■ Dataset rows ■
_____

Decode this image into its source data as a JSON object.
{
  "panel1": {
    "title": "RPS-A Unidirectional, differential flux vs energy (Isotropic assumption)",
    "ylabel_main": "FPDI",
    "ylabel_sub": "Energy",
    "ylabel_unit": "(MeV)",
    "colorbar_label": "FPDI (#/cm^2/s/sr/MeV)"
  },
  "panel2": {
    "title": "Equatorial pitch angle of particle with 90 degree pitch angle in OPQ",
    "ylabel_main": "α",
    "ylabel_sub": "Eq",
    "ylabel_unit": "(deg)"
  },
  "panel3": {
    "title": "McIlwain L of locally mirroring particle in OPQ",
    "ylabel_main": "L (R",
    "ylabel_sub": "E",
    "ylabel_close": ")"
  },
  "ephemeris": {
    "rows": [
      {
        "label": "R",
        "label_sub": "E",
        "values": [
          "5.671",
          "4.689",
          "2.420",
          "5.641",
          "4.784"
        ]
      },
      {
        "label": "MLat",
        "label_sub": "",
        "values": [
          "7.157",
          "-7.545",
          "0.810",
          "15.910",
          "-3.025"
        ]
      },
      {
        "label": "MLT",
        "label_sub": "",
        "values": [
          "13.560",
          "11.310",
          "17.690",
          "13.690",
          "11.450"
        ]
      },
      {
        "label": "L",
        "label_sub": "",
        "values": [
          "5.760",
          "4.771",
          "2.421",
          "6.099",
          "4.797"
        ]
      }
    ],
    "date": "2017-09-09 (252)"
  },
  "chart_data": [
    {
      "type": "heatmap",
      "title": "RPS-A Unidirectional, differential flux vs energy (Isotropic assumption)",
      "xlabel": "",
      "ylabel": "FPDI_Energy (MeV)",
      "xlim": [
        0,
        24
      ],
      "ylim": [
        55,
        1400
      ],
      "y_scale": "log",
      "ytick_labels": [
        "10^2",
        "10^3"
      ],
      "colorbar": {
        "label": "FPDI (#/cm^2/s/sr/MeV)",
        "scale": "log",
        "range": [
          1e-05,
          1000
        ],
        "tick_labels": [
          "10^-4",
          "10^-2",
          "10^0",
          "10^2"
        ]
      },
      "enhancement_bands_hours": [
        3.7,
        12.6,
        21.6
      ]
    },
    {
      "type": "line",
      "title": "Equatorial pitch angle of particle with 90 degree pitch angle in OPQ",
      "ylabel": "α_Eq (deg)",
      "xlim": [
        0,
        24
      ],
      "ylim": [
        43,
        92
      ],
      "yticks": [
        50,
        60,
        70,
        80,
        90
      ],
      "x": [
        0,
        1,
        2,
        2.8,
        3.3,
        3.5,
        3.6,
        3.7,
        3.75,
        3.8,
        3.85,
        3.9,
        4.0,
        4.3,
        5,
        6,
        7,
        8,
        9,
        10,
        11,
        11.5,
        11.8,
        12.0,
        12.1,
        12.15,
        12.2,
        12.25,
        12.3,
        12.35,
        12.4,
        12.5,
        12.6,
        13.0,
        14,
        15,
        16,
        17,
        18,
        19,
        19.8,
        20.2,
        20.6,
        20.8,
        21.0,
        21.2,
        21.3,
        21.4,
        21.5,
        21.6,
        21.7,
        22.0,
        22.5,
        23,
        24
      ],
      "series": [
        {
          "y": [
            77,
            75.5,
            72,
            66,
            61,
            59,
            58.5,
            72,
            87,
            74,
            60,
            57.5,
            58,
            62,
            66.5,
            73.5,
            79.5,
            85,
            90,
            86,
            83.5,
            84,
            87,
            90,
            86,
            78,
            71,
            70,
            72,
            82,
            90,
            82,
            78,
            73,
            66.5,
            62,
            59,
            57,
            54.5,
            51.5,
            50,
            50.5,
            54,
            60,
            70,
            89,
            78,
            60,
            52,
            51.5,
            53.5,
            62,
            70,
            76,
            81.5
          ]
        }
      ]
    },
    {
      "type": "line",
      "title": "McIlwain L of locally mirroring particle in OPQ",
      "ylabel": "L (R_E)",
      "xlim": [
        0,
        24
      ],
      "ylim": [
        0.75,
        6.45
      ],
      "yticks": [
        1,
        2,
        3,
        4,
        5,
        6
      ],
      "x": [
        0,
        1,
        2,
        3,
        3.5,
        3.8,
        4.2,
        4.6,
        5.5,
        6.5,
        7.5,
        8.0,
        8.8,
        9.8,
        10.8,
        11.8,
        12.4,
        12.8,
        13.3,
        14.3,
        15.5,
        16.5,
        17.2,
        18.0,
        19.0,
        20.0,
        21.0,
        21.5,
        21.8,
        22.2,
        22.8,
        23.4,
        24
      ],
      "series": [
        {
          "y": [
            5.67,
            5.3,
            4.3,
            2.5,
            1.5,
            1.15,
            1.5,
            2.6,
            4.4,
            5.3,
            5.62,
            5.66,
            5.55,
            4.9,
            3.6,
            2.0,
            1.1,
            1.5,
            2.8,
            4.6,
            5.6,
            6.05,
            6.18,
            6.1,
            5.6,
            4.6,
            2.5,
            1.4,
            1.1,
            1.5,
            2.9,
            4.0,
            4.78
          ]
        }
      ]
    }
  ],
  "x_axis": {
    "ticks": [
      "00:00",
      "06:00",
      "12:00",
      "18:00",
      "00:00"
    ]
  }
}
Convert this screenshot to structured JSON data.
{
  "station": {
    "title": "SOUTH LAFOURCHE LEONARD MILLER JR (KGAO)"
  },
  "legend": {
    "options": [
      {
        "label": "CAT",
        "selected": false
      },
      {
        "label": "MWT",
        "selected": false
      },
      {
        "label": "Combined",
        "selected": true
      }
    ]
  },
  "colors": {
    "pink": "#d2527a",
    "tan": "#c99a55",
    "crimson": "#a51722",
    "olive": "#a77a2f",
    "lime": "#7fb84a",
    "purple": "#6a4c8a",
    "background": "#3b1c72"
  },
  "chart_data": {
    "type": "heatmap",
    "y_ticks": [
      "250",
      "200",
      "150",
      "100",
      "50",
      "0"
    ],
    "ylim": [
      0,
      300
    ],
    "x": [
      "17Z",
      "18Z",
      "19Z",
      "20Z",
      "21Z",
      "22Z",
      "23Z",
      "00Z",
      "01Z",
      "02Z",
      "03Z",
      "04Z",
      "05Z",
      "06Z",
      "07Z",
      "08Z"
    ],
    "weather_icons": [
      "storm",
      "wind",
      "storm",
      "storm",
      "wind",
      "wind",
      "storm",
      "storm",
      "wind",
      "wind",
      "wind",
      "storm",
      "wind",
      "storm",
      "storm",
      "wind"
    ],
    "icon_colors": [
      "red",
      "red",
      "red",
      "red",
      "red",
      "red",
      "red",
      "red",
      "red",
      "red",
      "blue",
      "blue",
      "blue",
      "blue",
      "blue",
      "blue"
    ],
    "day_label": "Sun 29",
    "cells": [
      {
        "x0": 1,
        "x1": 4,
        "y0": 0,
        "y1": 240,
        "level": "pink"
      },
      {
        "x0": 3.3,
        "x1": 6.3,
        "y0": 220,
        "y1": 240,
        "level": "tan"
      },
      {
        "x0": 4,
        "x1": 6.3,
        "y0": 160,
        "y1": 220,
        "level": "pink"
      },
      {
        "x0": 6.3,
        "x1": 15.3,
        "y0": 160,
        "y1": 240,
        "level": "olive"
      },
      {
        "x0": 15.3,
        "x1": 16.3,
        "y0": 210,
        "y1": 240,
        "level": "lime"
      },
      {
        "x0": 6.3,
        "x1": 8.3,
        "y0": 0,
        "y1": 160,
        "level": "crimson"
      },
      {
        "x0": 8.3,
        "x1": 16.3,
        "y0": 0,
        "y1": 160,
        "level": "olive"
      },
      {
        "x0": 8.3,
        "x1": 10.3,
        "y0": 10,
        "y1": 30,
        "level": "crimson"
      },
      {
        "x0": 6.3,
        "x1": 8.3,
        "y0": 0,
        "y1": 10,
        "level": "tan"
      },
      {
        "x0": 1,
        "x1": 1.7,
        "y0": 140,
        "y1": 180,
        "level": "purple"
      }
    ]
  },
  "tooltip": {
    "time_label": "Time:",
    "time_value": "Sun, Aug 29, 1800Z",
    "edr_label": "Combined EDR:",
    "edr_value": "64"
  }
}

_____

■ WHAT YOU ARE ASKED TO DO ■
Which lines hold the string "locally"? List them all.

■ RESPONSE TO THIS TASK ■
    "title": "McIlwain L of locally mirroring particle in OPQ",
      "title": "McIlwain L of locally mirroring particle in OPQ",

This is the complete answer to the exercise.